STATED PROBLEM:
Gather up the lines that contain "prefix".

PROVIDED MATERIAL:
——

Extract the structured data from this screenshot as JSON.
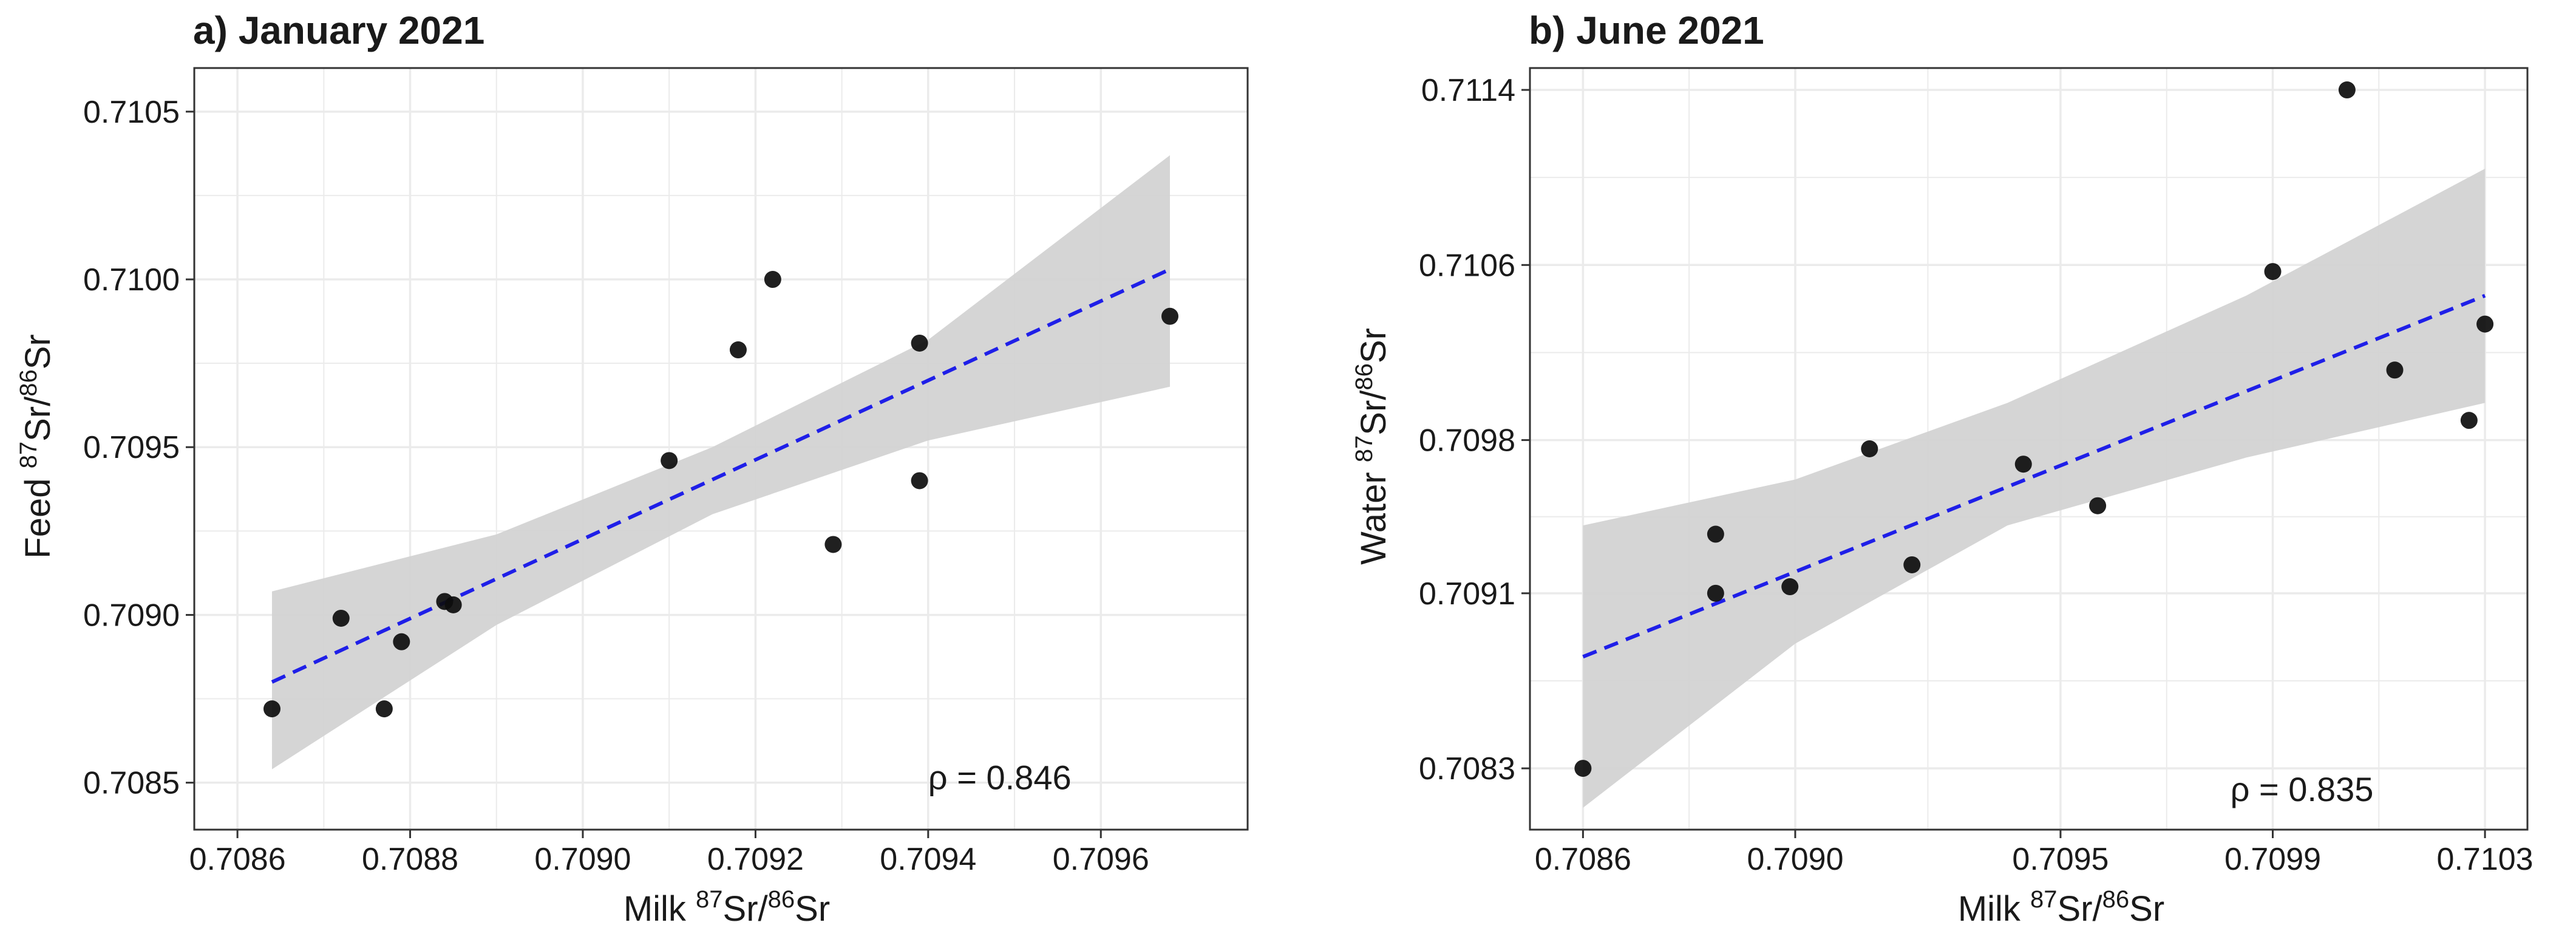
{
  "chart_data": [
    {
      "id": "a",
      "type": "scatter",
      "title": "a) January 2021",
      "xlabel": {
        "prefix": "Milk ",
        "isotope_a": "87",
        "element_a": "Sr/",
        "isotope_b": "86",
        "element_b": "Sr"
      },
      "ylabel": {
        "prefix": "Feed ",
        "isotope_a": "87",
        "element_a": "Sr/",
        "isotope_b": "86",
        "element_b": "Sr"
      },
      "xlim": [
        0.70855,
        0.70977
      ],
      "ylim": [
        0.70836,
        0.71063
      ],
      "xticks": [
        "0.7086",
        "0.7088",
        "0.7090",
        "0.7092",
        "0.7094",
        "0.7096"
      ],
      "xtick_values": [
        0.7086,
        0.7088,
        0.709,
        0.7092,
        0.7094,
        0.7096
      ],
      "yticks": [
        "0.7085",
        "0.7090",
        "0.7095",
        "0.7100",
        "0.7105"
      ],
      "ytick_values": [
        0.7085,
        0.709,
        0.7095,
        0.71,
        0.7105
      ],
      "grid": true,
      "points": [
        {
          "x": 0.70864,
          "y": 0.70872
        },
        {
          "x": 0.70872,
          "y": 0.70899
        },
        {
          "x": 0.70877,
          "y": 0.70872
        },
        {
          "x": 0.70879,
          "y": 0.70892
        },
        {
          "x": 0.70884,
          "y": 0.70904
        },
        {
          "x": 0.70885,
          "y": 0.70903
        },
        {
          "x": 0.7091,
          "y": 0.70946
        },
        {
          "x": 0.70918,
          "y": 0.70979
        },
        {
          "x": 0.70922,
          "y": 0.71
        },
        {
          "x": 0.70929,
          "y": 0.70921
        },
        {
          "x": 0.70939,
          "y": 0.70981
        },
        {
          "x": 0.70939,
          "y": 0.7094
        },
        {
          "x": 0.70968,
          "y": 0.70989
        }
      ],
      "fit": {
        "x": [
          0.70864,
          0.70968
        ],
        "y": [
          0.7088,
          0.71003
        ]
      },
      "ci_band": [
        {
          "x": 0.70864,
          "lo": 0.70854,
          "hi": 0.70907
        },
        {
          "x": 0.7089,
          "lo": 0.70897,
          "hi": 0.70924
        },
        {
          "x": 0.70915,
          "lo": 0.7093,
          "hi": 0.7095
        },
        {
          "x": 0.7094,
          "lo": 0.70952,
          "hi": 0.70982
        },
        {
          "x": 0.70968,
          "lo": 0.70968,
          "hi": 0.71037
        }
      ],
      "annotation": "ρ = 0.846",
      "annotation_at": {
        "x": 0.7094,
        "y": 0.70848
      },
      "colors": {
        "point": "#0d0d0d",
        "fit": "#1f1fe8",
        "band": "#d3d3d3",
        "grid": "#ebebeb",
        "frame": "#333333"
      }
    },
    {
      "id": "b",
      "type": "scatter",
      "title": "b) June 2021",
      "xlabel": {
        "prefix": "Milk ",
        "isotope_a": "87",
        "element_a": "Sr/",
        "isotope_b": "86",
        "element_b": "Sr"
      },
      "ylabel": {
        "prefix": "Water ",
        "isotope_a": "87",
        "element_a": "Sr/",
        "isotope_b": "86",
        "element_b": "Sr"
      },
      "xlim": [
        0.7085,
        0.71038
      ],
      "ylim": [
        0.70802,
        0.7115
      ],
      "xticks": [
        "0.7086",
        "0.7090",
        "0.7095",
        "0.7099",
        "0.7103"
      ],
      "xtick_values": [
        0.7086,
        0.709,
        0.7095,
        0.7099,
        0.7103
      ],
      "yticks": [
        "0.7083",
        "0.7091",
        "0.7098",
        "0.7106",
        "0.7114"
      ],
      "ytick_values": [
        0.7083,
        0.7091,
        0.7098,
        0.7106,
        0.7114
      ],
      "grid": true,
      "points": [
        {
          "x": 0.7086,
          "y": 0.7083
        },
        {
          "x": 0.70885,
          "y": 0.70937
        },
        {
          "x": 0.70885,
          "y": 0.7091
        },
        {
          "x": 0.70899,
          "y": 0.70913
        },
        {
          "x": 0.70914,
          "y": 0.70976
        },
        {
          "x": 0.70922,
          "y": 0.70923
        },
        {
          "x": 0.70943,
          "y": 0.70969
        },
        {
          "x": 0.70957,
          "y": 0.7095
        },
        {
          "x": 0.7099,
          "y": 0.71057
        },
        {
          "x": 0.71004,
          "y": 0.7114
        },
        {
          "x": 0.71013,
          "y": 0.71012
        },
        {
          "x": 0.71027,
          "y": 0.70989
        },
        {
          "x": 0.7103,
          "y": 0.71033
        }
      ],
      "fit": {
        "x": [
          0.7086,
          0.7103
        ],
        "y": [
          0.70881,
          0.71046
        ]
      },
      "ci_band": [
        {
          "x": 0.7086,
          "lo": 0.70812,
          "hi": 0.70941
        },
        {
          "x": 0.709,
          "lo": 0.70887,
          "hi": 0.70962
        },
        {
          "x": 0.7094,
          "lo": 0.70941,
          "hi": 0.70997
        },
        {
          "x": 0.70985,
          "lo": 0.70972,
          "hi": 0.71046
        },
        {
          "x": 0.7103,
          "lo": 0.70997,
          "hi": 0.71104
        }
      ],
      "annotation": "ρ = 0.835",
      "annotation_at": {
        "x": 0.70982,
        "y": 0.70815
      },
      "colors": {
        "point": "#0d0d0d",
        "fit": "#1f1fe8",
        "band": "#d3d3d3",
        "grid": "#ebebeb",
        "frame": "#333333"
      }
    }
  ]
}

——

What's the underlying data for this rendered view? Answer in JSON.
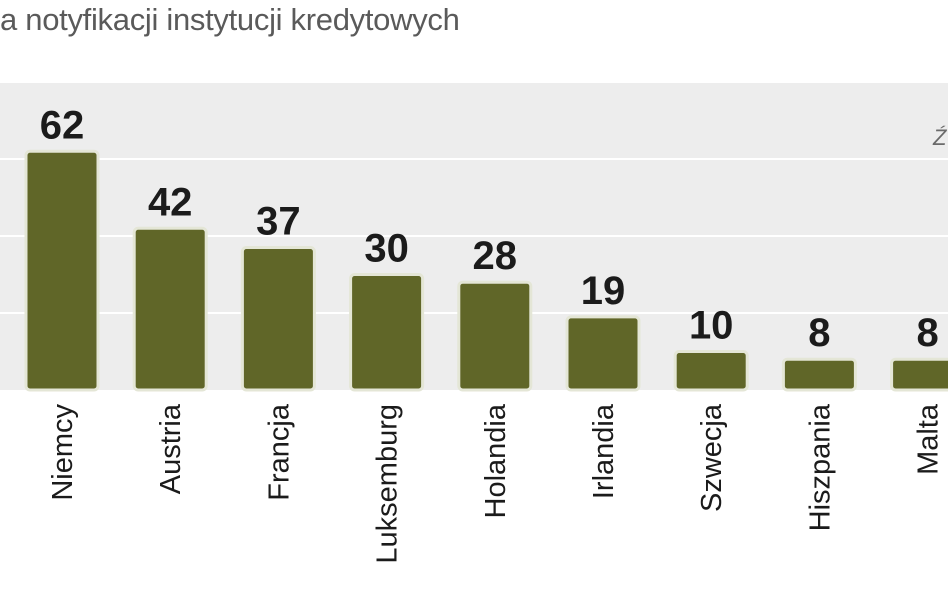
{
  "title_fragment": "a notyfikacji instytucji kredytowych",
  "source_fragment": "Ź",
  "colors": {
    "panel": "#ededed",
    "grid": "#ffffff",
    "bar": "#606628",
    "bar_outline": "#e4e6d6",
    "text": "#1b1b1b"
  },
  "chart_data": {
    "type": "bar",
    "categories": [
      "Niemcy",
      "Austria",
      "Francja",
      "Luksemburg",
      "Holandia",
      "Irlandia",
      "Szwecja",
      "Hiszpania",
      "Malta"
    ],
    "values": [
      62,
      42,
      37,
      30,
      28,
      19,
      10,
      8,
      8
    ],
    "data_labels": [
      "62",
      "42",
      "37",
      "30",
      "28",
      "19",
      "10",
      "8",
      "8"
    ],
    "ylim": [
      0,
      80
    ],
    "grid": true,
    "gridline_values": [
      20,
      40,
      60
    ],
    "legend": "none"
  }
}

——

RESPONSE:
        "prefix": "Milk ",
        "prefix": "Feed ",
        "prefix": "Milk ",
        "prefix": "Water ",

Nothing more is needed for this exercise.